:: Your goal ::
Gather all lines with the word "visible" in them.

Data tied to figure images
%%

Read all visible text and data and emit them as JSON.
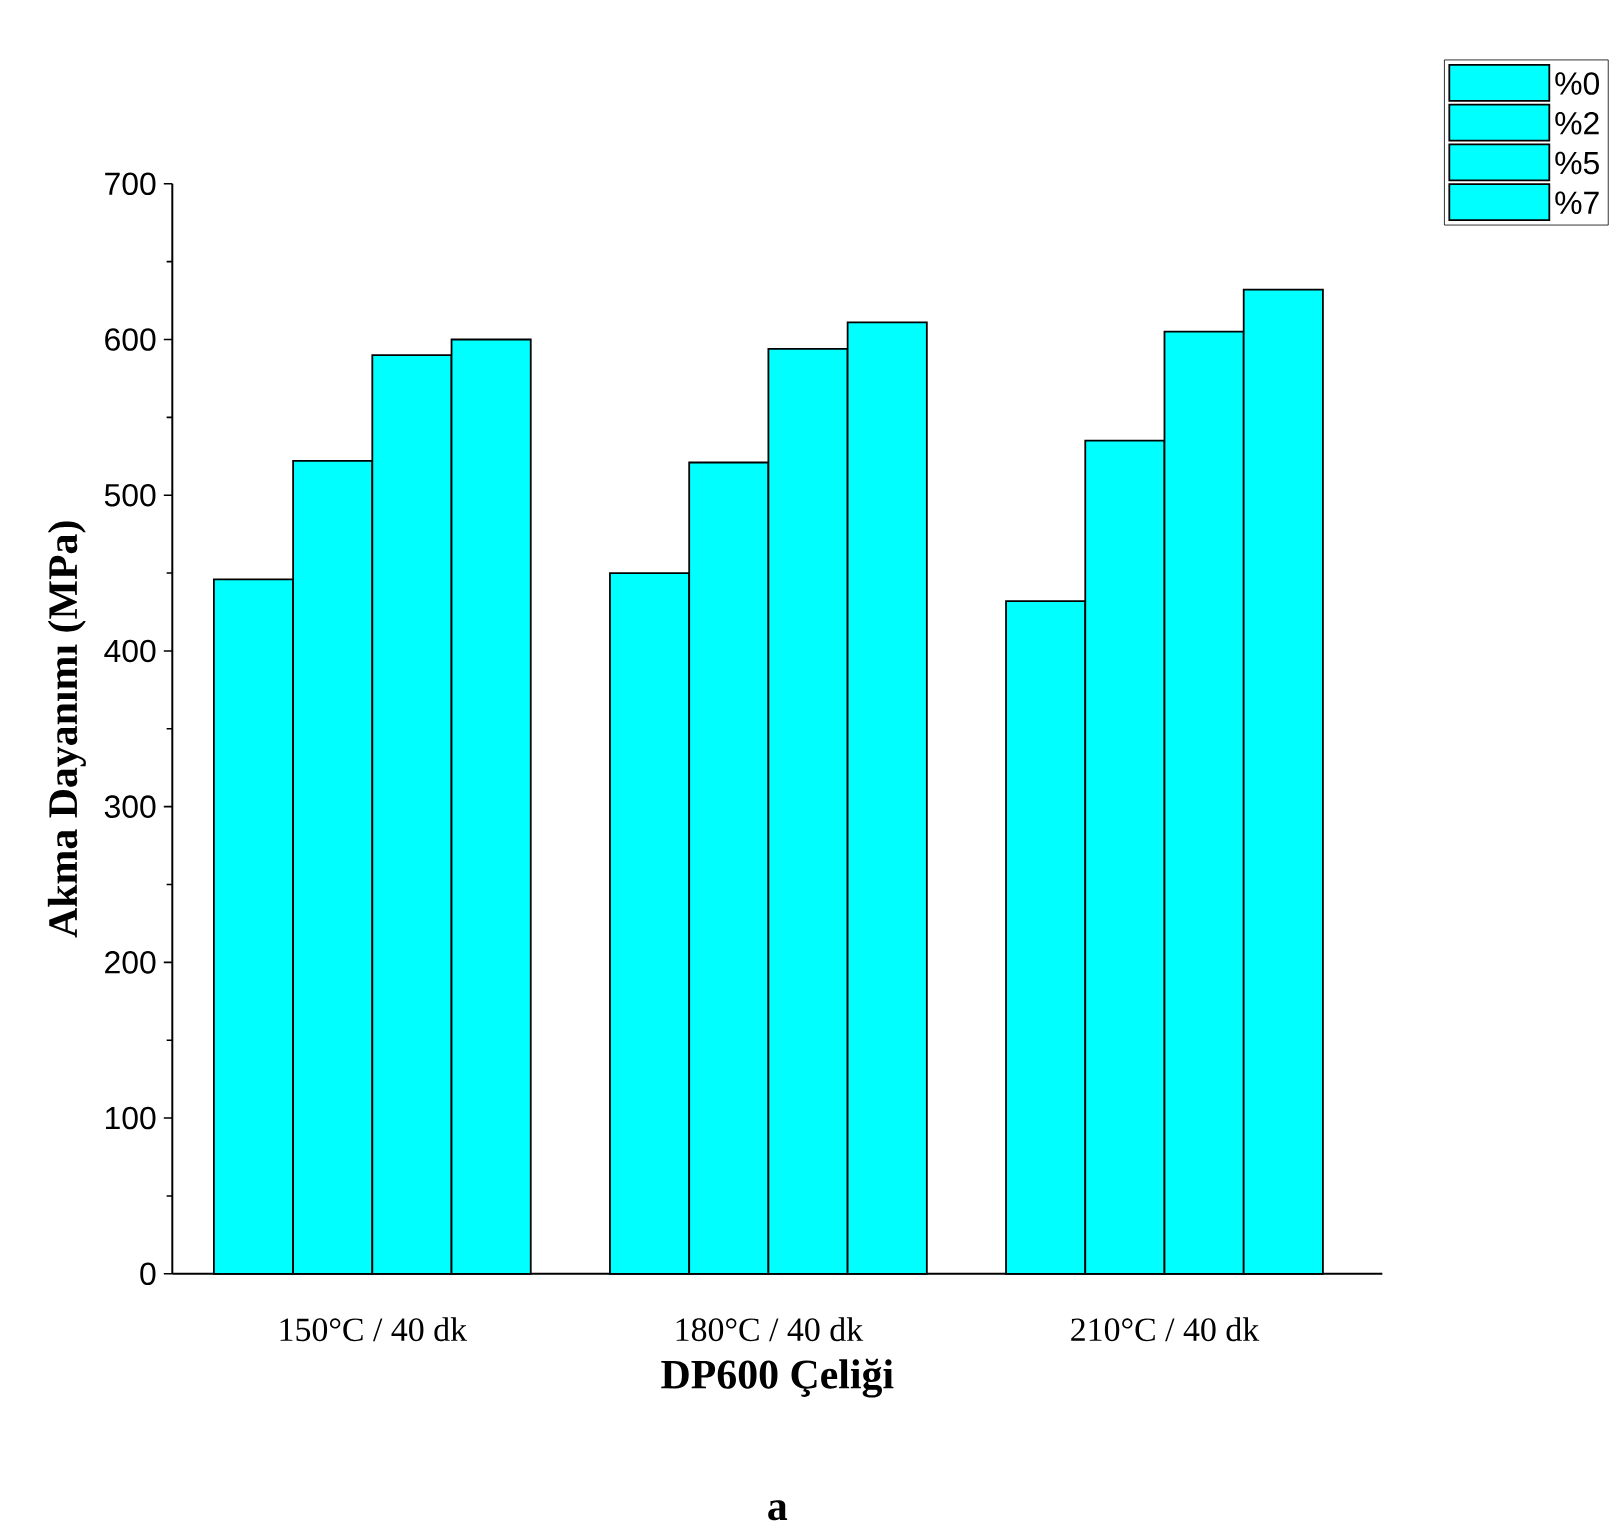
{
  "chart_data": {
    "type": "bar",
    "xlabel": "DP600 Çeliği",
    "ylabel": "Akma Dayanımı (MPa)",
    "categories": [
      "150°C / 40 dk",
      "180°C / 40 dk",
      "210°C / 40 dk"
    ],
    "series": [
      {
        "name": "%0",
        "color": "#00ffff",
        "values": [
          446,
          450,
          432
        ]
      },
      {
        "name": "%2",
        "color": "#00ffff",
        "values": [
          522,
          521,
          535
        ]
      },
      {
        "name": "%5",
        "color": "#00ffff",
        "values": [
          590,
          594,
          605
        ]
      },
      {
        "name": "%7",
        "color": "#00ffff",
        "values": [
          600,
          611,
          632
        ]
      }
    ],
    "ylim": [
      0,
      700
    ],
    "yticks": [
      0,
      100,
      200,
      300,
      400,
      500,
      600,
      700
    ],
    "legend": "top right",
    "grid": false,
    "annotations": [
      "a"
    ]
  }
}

%%
%%

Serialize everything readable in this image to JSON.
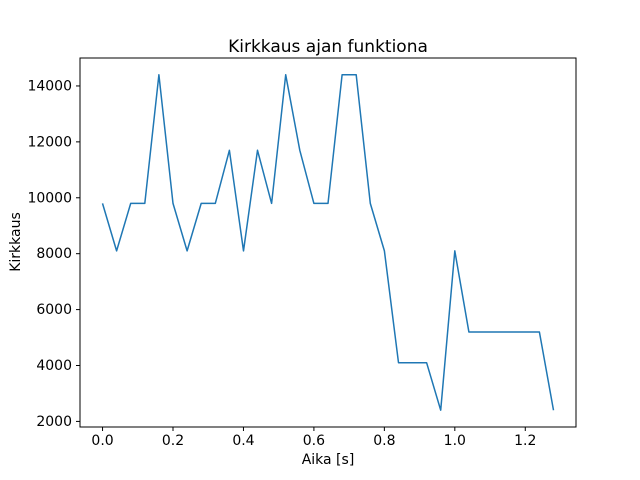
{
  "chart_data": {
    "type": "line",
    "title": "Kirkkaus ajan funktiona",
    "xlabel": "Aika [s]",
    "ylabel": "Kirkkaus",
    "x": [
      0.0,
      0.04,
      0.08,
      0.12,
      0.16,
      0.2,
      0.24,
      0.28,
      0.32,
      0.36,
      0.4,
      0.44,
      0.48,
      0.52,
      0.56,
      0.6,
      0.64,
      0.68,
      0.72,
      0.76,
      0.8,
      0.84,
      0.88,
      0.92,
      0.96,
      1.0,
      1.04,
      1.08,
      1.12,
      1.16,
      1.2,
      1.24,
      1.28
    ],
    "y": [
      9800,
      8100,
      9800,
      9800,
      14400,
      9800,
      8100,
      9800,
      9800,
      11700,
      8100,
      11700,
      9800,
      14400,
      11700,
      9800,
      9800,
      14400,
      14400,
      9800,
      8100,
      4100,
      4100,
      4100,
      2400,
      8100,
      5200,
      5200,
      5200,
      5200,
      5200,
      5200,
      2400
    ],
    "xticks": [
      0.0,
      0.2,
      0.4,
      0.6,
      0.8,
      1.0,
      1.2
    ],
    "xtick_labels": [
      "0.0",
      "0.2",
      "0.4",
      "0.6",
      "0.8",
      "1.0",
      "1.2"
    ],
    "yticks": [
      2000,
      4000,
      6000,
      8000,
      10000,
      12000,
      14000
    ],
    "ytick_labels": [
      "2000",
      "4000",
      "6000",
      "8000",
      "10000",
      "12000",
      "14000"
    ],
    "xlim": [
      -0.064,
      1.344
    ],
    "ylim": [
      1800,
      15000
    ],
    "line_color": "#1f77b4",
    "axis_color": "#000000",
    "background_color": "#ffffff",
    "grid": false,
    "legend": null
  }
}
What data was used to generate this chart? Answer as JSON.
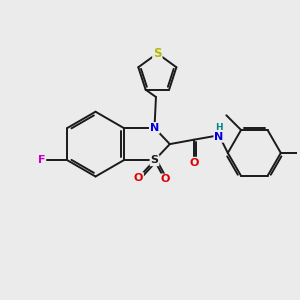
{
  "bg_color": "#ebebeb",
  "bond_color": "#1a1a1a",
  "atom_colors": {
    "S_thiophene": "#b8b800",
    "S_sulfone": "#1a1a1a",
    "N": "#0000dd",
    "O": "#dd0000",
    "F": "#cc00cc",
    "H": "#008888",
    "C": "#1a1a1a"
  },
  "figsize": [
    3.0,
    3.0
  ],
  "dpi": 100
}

%%
%%

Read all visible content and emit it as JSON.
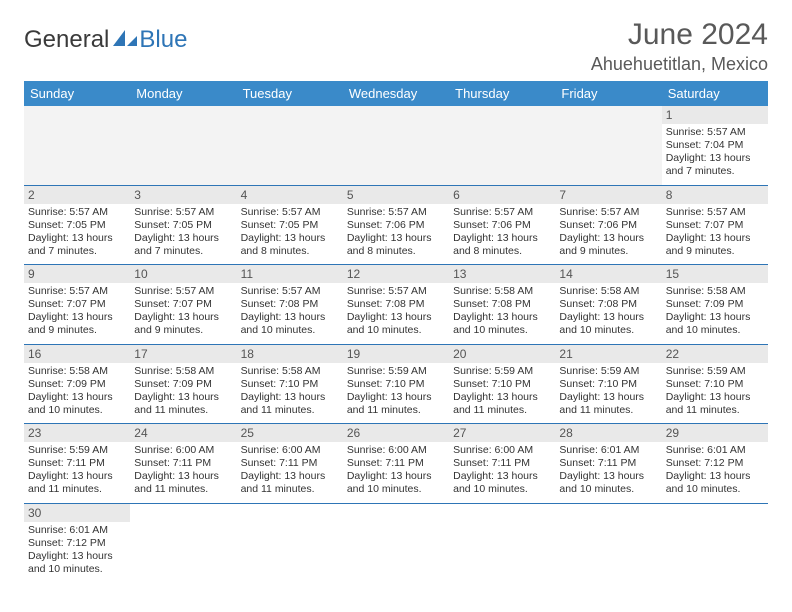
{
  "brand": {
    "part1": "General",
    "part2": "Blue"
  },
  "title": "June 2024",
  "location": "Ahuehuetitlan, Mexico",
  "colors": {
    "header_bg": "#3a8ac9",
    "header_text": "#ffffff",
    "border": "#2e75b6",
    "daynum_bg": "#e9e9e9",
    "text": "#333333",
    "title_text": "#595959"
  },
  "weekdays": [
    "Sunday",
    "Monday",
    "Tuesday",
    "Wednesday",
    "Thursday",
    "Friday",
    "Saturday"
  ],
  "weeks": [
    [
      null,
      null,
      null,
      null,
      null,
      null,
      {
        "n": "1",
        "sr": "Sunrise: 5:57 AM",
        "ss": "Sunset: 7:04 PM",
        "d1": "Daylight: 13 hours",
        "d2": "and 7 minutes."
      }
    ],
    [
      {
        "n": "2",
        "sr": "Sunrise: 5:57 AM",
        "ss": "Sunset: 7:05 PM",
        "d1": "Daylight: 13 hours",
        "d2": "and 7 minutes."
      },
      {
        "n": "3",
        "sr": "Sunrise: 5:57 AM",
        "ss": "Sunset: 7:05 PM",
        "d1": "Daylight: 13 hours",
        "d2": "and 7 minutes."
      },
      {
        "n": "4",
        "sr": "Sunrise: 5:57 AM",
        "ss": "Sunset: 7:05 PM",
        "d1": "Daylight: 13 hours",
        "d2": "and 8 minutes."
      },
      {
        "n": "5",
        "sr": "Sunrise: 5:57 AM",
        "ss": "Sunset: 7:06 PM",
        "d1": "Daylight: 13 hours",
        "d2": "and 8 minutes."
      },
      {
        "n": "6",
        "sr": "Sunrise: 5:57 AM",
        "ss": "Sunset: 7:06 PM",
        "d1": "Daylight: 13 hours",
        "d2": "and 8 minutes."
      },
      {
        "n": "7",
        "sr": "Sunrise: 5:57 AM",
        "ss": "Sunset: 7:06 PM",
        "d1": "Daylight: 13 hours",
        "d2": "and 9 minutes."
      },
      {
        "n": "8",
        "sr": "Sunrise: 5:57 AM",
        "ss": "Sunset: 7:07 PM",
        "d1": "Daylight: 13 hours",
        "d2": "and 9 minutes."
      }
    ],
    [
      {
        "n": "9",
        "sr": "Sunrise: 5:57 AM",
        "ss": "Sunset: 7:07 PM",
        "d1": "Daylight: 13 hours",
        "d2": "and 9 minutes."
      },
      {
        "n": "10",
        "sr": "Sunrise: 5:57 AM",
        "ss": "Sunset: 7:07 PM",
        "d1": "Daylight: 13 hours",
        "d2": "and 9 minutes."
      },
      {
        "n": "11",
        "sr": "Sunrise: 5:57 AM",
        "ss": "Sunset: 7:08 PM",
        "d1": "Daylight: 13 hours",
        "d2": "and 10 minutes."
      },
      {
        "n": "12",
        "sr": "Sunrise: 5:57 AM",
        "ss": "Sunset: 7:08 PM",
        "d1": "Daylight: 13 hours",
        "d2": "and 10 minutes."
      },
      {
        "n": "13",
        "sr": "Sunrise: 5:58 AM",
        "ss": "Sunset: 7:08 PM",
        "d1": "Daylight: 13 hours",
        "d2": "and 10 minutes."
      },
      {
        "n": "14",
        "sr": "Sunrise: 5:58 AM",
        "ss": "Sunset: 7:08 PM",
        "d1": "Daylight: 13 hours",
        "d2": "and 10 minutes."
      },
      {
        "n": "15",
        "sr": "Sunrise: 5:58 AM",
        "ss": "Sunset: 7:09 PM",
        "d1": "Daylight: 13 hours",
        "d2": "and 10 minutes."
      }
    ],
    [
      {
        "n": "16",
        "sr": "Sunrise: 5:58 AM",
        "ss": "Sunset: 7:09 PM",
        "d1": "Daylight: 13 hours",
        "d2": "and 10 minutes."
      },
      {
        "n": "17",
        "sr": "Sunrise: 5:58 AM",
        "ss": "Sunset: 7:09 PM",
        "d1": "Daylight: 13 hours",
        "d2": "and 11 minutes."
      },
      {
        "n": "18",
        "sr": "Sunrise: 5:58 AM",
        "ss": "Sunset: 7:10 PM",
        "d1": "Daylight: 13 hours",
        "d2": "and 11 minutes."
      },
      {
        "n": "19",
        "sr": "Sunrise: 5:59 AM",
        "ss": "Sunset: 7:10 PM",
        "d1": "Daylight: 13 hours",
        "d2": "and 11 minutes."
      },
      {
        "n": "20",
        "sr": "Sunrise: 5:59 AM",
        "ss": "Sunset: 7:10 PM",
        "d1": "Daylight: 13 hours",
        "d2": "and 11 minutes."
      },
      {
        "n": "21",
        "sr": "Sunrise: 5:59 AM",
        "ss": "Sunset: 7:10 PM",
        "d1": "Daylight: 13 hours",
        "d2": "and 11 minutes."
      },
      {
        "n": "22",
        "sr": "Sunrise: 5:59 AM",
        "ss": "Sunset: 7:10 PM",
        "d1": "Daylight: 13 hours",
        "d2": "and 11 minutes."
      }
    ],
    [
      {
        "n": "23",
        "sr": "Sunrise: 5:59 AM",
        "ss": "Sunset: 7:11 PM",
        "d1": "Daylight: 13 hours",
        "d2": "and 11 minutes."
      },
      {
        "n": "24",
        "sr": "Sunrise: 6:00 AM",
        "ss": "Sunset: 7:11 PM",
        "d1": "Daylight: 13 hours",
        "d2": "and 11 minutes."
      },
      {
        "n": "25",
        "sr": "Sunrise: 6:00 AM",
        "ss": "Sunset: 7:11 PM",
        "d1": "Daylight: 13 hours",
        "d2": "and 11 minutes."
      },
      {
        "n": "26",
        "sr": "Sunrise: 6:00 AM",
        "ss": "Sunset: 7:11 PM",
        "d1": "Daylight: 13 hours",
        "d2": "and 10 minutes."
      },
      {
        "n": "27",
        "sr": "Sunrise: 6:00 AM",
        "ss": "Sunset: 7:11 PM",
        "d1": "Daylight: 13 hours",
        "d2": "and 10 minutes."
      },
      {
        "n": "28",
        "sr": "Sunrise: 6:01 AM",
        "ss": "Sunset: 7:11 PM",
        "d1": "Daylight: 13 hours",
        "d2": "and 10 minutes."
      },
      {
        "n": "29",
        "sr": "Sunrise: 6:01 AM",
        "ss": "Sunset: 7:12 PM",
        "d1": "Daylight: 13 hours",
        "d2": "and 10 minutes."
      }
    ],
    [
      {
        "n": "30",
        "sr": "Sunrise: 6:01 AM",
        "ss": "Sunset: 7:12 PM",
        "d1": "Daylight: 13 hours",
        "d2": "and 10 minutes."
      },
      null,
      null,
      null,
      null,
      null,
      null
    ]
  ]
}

%%

:: Exercise solution ::
Read all visible text and data and emit them as JSON.
Read all visible content and emit it as JSON.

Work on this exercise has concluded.